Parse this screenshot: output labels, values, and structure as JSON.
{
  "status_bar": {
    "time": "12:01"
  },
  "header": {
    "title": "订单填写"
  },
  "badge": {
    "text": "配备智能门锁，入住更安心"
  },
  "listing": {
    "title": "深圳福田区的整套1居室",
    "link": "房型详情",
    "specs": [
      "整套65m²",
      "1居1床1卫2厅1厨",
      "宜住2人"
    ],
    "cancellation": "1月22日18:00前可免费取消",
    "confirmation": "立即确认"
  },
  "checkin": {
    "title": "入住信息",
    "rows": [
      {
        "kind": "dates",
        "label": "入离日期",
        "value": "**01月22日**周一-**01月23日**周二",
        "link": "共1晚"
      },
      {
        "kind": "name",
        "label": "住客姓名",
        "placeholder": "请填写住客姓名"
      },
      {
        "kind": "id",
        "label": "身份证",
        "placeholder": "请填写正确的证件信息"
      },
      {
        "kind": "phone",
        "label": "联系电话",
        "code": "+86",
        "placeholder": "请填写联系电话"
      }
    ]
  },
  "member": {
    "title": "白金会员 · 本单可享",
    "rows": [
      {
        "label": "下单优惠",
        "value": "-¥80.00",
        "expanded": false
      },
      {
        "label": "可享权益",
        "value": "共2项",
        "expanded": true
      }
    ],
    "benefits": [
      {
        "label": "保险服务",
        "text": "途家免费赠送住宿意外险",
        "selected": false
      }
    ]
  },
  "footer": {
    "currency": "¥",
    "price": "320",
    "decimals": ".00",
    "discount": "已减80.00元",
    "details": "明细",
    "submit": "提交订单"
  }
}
----------
# TASK STATEMENT
Using the listing above, retype each line exactly.

# ANSWER TO THIS PROBLEM
Parse this screenshot: output labels, values, and structure as JSON.
{
  "status_bar": {
    "time": "12:01"
  },
  "header": {
    "title": "订单填写"
  },
  "badge": {
    "text": "配备智能门锁，入住更安心"
  },
  "listing": {
    "title": "深圳福田区的整套1居室",
    "link": "房型详情",
    "specs": [
      "整套65m²",
      "1居1床1卫2厅1厨",
      "宜住2人"
    ],
    "cancellation": "1月22日18:00前可免费取消",
    "confirmation": "立即确认"
  },
  "checkin": {
    "title": "入住信息",
    "rows": [
      {
        "kind": "dates",
        "label": "入离日期",
        "value": "**01月22日**周一-**01月23日**周二",
        "link": "共1晚"
      },
      {
        "kind": "name",
        "label": "住客姓名",
        "placeholder": "请填写住客姓名"
      },
      {
        "kind": "id",
        "label": "身份证",
        "placeholder": "请填写正确的证件信息"
      },
      {
        "kind": "phone",
        "label": "联系电话",
        "code": "+86",
        "placeholder": "请填写联系电话"
      }
    ]
  },
  "member": {
    "title": "白金会员 · 本单可享",
    "rows": [
      {
        "label": "下单优惠",
        "value": "-¥80.00",
        "expanded": false
      },
      {
        "label": "可享权益",
        "value": "共2项",
        "expanded": true
      }
    ],
    "benefits": [
      {
        "label": "保险服务",
        "text": "途家免费赠送住宿意外险",
        "selected": false
      }
    ]
  },
  "footer": {
    "currency": "¥",
    "price": "320",
    "decimals": ".00",
    "discount": "已减80.00元",
    "details": "明细",
    "submit": "提交订单"
  }
}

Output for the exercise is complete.